Sort through the entries below and pull out lines containing the word "يتوب".

**Recorded data**.
- - -

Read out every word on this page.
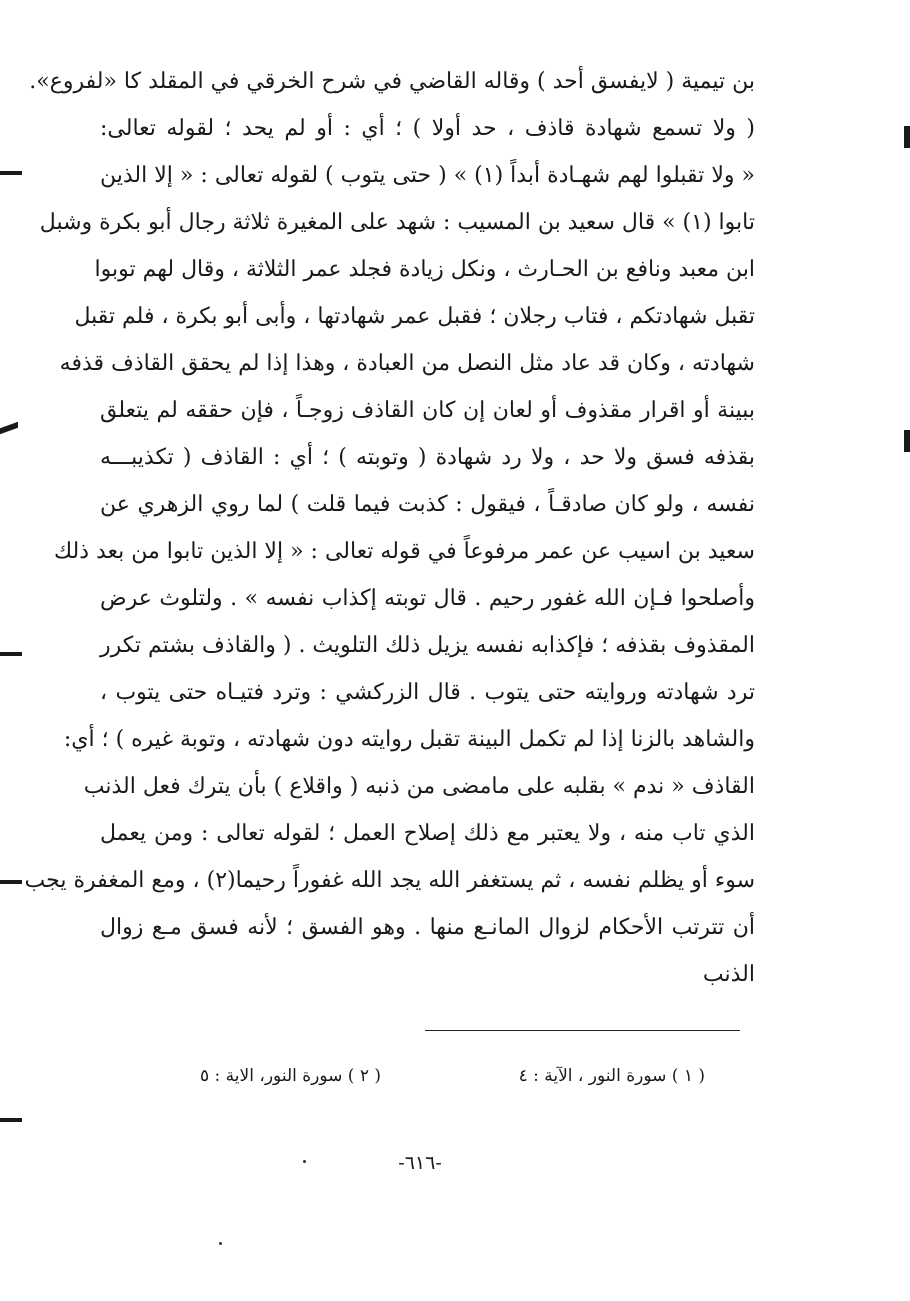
بن تيمية ( لايفسق أحد ) وقاله القاضي في شرح الخرقي في المقلد كا «لفروع».
( ولا تسمع شهادة قاذف ، حد أولا ) ؛ أي : أو لم يحد ؛ لقوله تعالى:
« ولا تقبلوا لهم شهـادة أبداً (١) » ( حتى يتوب ) لقوله تعالى : « إلا الذين
تابوا (١) » قال سعيد بن المسيب : شهد على المغيرة ثلاثة رجال أبو بكرة وشبل
ابن معبد ونافع بن الحـارث ، ونكل زيادة فجلد عمر الثلاثة ، وقال لهم توبوا
تقبل شهادتكم ، فتاب رجلان ؛ فقبل عمر شهادتها ، وأبى أبو بكرة ، فلم تقبل
شهادته ، وكان قد عاد مثل النصل من العبادة ، وهذا إذا لم يحقق القاذف قذفه
ببينة أو اقرار مقذوف أو لعان إن كان القاذف زوجـاً ، فإن حققه لم يتعلق
بقذفه فسق ولا حد ، ولا رد شهادة ( وتوبته ) ؛ أي : القاذف ( تكذيبـــه
نفسه ، ولو كان صادقـاً ، فيقول : كذبت فيما قلت ) لما روي الزهري عن
سعيد بن اسيب عن عمر مرفوعاً في قوله تعالى : « إلا الذين تابوا من بعد ذلك
وأصلحوا فـإن الله غفور رحيم . قال توبته إكذاب نفسه » . ولتلوث عرض
المقذوف بقذفه ؛ فإكذابه نفسه يزيل ذلك التلويث . ( والقاذف بشتم تكرر
ترد شهادته وروايته حتى يتوب . قال الزركشي : وترد فتيـاه حتى يتوب ،
والشاهد بالزنا إذا لم تكمل البينة تقبل روايته دون شهادته ، وتوبة غيره ) ؛ أي:
القاذف « ندم » بقلبه على مامضى من ذنبه ( واقلاع ) بأن يترك فعل الذنب
الذي تاب منه ، ولا يعتبر مع ذلك إصلاح العمل ؛ لقوله تعالى : ومن يعمل
سوء أو يظلم نفسه ، ثم يستغفر الله يجد الله غفوراً رحيما(٢) ، ومع المغفرة يجب
أن تترتب الأحكام لزوال المانـع منها . وهو الفسق ؛ لأنه فسق مـع زوال
الذنب
( ١ ) سورة النور ، الآية : ٤
( ٢ ) سورة النور، الاية : ٥
-٦١٦-
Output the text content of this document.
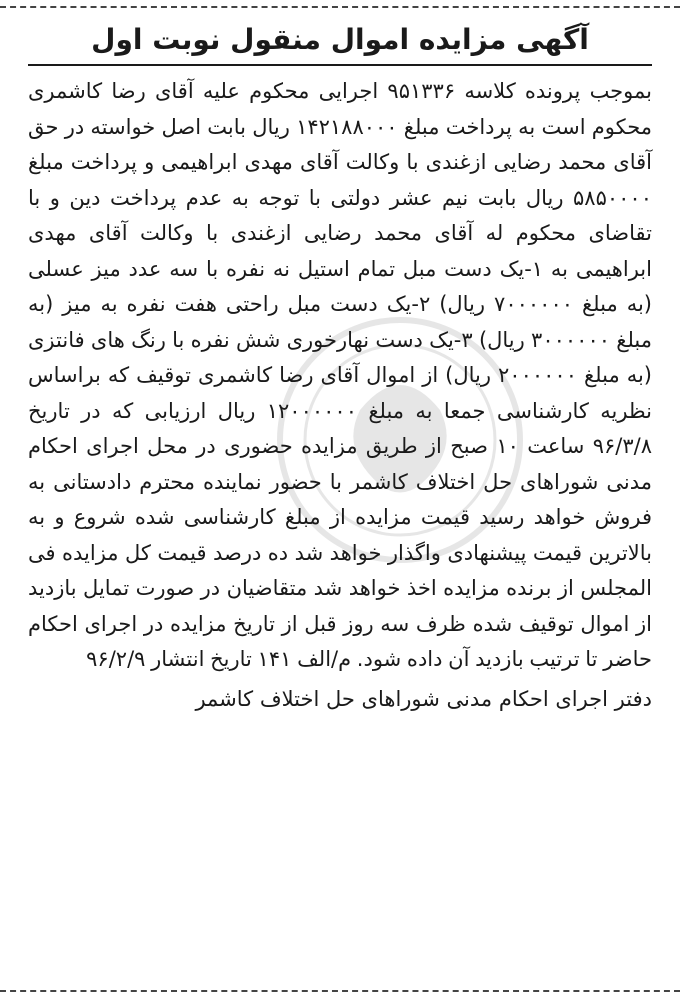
آگهی مزایده اموال منقول نوبت اول

بموجب پرونده کلاسه ۹۵۱۳۳۶ اجرایی محکوم علیه آقای رضا کاشمری محکوم است به پرداخت مبلغ ۱۴۲۱۸۸۰۰۰ ریال بابت اصل خواسته در حق آقای محمد رضایی ازغندی با وکالت آقای مهدی ابراهیمی و پرداخت مبلغ ۵۸۵۰۰۰۰ ریال بابت نیم عشر دولتی با توجه به عدم پرداخت دین و با تقاضای محکوم له آقای محمد رضایی ازغندی با وکالت آقای مهدی ابراهیمی به ۱-یک دست مبل تمام استیل نه نفره با سه عدد میز عسلی (به مبلغ ۷۰۰۰۰۰۰ ریال) ۲-یک دست مبل راحتی هفت نفره به میز (به مبلغ ۳۰۰۰۰۰۰ ریال) ۳-یک دست نهارخوری شش نفره با رنگ های فانتزی (به مبلغ ۲۰۰۰۰۰۰ ریال) از اموال آقای رضا کاشمری توقیف که براساس نظریه کارشناسی جمعا به مبلغ ۱۲۰۰۰۰۰۰ ریال ارزیابی که در تاریخ ۹۶/۳/۸ ساعت ۱۰ صبح از طریق مزایده حضوری در محل اجرای احکام مدنی شوراهای حل اختلاف کاشمر با حضور نماینده محترم دادستانی به فروش خواهد رسید قیمت مزایده از مبلغ کارشناسی شده شروع و به بالاترین قیمت پیشنهادی واگذار خواهد شد ده درصد قیمت کل مزایده فی المجلس از برنده مزایده اخذ خواهد شد متقاضیان در صورت تمایل بازدید از اموال توقیف شده ظرف سه روز قبل از تاریخ مزایده در اجرای احکام حاضر تا ترتیب بازدید آن داده شود. م/الف ۱۴۱ تاریخ انتشار ۹۶/۲/۹

دفتر اجرای احکام مدنی شوراهای حل اختلاف کاشمر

- - -

**Solution to the exercise**.
« ولا تقبلوا لهم شهـادة أبداً (١) » ( حتى يتوب ) لقوله تعالى : « إلا الذين
ترد شهادته وروايته حتى يتوب . قال الزركشي : وترد فتيـاه حتى يتوب ،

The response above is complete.